**Dataset items**
★ ★ ★ ★ ★

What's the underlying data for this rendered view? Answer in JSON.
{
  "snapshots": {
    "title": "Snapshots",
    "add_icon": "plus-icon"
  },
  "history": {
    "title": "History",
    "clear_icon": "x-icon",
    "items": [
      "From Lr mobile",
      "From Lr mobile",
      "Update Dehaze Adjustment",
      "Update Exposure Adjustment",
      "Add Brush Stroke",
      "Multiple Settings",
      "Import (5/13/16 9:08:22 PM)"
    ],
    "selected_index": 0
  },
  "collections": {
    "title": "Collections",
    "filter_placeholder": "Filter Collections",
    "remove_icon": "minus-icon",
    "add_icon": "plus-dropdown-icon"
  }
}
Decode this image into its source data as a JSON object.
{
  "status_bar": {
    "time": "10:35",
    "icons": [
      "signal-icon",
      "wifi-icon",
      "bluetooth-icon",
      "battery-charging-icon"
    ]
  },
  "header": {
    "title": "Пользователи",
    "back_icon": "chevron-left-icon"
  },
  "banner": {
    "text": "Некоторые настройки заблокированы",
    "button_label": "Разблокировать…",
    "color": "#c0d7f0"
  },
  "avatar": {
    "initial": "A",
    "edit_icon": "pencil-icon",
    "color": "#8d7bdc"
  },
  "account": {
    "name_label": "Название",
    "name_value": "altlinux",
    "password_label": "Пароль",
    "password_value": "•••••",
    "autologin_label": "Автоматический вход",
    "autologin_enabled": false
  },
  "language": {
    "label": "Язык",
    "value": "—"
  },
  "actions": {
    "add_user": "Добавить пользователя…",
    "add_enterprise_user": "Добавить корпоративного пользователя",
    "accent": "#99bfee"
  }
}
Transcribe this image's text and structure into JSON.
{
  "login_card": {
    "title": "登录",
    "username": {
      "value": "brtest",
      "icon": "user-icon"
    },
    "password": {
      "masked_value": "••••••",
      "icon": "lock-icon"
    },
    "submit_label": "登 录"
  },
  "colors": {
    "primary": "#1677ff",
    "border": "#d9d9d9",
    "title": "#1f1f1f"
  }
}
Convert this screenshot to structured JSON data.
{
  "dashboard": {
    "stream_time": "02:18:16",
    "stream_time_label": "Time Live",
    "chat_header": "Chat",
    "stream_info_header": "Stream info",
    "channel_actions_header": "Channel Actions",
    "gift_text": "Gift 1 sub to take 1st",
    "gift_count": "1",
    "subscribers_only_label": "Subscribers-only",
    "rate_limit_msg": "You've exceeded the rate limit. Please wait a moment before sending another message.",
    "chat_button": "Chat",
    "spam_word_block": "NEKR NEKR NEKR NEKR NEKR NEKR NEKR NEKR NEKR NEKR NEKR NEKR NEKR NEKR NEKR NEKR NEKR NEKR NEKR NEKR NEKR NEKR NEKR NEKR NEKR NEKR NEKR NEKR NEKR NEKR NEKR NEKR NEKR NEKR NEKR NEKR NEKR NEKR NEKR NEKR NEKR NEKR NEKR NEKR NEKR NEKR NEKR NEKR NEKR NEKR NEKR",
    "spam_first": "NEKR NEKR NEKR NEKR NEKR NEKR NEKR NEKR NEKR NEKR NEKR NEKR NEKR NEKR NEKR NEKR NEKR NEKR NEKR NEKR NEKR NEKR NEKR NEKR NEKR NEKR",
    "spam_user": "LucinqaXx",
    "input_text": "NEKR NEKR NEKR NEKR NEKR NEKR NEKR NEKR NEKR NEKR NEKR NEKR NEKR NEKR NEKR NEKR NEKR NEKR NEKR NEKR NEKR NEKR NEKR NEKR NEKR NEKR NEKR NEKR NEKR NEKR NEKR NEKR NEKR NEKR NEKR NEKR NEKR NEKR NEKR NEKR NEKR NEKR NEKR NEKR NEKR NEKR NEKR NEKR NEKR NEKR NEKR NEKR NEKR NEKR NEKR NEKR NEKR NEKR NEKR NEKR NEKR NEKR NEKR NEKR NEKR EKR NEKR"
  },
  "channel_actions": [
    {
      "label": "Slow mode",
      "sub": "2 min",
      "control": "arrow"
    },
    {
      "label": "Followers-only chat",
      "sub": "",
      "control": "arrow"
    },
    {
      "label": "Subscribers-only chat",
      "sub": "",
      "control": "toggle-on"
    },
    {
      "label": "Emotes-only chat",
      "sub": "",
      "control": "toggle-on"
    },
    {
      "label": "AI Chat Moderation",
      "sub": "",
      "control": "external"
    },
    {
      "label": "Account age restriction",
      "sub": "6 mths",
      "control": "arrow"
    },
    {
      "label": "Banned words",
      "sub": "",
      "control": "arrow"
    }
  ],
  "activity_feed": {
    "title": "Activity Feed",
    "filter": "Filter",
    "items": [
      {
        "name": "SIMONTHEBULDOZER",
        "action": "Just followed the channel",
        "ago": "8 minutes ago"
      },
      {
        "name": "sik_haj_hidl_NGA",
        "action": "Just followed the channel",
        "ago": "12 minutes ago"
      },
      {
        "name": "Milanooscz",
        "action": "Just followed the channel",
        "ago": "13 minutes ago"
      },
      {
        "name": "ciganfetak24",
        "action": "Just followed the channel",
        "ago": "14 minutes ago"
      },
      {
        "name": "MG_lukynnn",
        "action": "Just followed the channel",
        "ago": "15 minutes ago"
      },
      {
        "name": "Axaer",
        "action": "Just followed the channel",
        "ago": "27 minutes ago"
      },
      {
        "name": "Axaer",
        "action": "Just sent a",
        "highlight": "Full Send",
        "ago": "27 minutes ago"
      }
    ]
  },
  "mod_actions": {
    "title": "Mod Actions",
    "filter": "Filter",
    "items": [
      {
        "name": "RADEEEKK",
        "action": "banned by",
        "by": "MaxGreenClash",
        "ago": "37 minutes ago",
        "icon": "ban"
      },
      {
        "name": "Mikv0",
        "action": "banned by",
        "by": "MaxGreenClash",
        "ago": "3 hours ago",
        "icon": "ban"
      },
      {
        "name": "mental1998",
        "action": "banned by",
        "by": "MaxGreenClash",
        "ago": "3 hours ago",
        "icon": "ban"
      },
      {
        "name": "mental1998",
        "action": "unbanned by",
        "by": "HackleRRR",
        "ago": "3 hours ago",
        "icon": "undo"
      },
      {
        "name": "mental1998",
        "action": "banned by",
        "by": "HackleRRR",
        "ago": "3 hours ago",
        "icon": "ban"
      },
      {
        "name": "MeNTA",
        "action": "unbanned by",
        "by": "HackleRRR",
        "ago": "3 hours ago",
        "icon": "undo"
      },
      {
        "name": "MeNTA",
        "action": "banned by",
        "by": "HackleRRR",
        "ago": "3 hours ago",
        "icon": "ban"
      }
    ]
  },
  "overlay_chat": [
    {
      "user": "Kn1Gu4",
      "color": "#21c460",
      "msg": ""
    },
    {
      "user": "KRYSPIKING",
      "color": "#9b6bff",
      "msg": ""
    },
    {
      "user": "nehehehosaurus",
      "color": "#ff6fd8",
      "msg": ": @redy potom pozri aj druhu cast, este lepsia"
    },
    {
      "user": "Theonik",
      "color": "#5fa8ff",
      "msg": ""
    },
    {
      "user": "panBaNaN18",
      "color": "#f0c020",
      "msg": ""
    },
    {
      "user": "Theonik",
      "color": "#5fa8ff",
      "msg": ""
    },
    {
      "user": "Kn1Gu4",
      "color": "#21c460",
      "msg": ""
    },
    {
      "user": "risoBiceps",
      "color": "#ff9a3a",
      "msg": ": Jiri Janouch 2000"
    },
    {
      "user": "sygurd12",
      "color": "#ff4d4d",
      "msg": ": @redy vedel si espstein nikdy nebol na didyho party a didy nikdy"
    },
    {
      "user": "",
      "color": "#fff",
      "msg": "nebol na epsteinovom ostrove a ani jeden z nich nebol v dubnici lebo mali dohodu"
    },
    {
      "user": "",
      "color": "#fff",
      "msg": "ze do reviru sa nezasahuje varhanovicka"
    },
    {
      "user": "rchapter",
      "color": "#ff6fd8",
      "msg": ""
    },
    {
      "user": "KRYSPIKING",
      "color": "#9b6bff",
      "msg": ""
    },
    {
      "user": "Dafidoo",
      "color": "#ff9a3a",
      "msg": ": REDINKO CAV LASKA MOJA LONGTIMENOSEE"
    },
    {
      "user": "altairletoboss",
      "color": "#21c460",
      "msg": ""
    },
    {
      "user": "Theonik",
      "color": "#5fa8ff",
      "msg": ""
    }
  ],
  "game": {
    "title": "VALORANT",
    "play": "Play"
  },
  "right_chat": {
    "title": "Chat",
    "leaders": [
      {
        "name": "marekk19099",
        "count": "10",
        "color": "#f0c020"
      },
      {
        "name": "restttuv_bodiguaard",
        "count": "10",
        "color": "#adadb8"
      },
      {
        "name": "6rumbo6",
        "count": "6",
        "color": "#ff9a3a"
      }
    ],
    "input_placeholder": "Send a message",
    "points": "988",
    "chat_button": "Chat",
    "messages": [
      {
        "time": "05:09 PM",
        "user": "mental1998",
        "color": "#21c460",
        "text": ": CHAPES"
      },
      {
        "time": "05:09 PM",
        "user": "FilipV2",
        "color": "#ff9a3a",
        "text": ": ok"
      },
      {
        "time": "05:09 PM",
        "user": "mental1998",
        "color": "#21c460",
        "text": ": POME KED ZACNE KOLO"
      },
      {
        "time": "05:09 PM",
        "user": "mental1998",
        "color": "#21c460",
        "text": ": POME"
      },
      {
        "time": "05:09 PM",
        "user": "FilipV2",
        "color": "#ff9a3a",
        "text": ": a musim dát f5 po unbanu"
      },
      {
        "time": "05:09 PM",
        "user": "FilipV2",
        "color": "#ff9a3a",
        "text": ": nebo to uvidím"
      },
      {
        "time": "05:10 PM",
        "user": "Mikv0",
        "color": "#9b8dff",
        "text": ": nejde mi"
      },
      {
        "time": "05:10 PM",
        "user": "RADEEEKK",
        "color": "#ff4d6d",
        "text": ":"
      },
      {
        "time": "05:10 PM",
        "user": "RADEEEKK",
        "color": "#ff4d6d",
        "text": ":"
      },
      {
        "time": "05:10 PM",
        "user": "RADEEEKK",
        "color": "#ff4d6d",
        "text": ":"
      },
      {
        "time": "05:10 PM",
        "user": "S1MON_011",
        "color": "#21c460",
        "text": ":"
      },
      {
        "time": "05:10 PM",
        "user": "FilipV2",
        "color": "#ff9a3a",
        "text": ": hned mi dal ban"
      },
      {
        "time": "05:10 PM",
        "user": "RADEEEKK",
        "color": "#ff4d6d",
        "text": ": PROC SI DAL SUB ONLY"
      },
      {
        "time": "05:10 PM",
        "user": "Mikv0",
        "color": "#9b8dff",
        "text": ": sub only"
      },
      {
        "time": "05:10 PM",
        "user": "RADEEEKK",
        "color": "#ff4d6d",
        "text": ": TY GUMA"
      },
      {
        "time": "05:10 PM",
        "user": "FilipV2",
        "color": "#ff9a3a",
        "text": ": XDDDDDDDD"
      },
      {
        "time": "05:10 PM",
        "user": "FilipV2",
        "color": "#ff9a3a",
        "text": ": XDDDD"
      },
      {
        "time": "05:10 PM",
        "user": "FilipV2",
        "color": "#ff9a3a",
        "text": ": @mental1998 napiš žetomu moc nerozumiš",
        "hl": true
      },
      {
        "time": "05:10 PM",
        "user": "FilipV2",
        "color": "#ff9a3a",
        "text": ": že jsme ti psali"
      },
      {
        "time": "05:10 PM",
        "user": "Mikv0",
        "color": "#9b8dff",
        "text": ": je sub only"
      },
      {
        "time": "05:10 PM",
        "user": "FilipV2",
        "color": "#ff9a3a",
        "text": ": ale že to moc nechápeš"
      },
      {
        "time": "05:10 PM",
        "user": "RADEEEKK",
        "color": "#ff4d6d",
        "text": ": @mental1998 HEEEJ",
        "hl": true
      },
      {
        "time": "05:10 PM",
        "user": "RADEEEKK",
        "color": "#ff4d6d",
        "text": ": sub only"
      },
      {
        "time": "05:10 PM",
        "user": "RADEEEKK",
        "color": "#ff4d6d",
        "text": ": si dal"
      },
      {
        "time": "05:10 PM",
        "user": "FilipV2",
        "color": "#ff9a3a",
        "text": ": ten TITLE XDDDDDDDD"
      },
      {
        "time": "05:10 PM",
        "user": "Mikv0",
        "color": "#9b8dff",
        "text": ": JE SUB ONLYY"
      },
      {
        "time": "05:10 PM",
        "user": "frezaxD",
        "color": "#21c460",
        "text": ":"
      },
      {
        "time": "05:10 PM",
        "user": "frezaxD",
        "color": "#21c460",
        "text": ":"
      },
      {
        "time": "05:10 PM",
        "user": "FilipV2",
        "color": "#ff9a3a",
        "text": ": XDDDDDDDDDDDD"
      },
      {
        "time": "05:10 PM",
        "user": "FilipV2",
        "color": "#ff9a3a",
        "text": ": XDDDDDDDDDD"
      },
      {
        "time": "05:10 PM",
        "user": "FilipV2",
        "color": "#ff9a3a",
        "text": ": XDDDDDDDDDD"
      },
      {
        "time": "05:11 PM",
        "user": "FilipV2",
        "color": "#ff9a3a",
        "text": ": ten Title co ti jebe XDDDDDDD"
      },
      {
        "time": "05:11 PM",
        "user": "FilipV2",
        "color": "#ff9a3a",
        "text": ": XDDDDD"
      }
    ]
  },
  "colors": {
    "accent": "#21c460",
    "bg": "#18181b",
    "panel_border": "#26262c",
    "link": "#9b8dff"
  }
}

★ ★ ★ ★ ★

**Instructions to follow**
Using the material above, report each line where "пользователя" occurs.

**Written response**
    "add_user": "Добавить пользователя…",
    "add_enterprise_user": "Добавить корпоративного пользователя",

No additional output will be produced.